— Start —

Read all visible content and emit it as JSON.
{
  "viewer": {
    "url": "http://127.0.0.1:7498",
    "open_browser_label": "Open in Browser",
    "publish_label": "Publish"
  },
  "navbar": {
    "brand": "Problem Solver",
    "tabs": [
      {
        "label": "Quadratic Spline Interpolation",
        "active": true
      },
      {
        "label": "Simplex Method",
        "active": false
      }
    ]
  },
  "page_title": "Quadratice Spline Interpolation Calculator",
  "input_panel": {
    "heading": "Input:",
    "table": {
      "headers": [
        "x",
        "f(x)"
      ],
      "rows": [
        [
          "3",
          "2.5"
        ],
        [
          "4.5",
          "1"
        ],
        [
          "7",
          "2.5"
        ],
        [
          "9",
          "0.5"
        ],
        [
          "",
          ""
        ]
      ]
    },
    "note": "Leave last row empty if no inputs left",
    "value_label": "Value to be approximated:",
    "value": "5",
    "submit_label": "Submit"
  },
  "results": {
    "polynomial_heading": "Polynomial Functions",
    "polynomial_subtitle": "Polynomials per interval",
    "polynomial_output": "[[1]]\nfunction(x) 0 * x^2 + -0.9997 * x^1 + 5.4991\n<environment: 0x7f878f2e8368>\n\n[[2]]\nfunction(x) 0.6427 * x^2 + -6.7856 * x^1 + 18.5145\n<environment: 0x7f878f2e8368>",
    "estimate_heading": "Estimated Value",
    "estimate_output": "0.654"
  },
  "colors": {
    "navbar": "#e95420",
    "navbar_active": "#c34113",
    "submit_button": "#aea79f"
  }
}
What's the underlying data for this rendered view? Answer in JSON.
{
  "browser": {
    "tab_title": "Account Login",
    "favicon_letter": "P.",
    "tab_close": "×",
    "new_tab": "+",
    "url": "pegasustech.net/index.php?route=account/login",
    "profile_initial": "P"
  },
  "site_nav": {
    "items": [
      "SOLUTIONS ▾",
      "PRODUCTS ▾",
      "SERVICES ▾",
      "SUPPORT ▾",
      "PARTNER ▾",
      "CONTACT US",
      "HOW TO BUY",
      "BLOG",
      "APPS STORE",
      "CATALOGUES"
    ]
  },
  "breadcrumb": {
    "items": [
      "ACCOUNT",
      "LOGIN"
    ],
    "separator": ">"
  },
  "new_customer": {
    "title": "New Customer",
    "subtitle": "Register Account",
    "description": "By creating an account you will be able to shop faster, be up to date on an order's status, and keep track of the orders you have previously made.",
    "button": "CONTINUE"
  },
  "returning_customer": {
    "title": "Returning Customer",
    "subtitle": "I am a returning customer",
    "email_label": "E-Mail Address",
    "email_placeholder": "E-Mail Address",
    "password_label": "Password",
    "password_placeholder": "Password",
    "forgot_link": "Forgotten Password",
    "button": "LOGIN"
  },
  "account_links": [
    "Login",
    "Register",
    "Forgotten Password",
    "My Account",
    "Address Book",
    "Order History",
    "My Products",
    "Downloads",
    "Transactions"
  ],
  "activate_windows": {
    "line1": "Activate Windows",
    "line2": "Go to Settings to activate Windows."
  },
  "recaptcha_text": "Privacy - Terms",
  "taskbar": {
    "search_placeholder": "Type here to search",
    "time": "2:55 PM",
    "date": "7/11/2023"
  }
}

— End —

● **EXERCISE GOAL**
Your task is to output the full set of records exactly as presented.

● **COMPLETED EXERCISE**
Read all visible content and emit it as JSON.
{
  "viewer": {
    "url": "http://127.0.0.1:7498",
    "open_browser_label": "Open in Browser",
    "publish_label": "Publish"
  },
  "navbar": {
    "brand": "Problem Solver",
    "tabs": [
      {
        "label": "Quadratic Spline Interpolation",
        "active": true
      },
      {
        "label": "Simplex Method",
        "active": false
      }
    ]
  },
  "page_title": "Quadratice Spline Interpolation Calculator",
  "input_panel": {
    "heading": "Input:",
    "table": {
      "headers": [
        "x",
        "f(x)"
      ],
      "rows": [
        [
          "3",
          "2.5"
        ],
        [
          "4.5",
          "1"
        ],
        [
          "7",
          "2.5"
        ],
        [
          "9",
          "0.5"
        ],
        [
          "",
          ""
        ]
      ]
    },
    "note": "Leave last row empty if no inputs left",
    "value_label": "Value to be approximated:",
    "value": "5",
    "submit_label": "Submit"
  },
  "results": {
    "polynomial_heading": "Polynomial Functions",
    "polynomial_subtitle": "Polynomials per interval",
    "polynomial_output": "[[1]]\nfunction(x) 0 * x^2 + -0.9997 * x^1 + 5.4991\n<environment: 0x7f878f2e8368>\n\n[[2]]\nfunction(x) 0.6427 * x^2 + -6.7856 * x^1 + 18.5145\n<environment: 0x7f878f2e8368>",
    "estimate_heading": "Estimated Value",
    "estimate_output": "0.654"
  },
  "colors": {
    "navbar": "#e95420",
    "navbar_active": "#c34113",
    "submit_button": "#aea79f"
  }
}
What's the underlying data for this rendered view? Answer in JSON.
{
  "browser": {
    "tab_title": "Account Login",
    "favicon_letter": "P.",
    "tab_close": "×",
    "new_tab": "+",
    "url": "pegasustech.net/index.php?route=account/login",
    "profile_initial": "P"
  },
  "site_nav": {
    "items": [
      "SOLUTIONS ▾",
      "PRODUCTS ▾",
      "SERVICES ▾",
      "SUPPORT ▾",
      "PARTNER ▾",
      "CONTACT US",
      "HOW TO BUY",
      "BLOG",
      "APPS STORE",
      "CATALOGUES"
    ]
  },
  "breadcrumb": {
    "items": [
      "ACCOUNT",
      "LOGIN"
    ],
    "separator": ">"
  },
  "new_customer": {
    "title": "New Customer",
    "subtitle": "Register Account",
    "description": "By creating an account you will be able to shop faster, be up to date on an order's status, and keep track of the orders you have previously made.",
    "button": "CONTINUE"
  },
  "returning_customer": {
    "title": "Returning Customer",
    "subtitle": "I am a returning customer",
    "email_label": "E-Mail Address",
    "email_placeholder": "E-Mail Address",
    "password_label": "Password",
    "password_placeholder": "Password",
    "forgot_link": "Forgotten Password",
    "button": "LOGIN"
  },
  "account_links": [
    "Login",
    "Register",
    "Forgotten Password",
    "My Account",
    "Address Book",
    "Order History",
    "My Products",
    "Downloads",
    "Transactions"
  ],
  "activate_windows": {
    "line1": "Activate Windows",
    "line2": "Go to Settings to activate Windows."
  },
  "recaptcha_text": "Privacy - Terms",
  "taskbar": {
    "search_placeholder": "Type here to search",
    "time": "2:55 PM",
    "date": "7/11/2023"
  }
}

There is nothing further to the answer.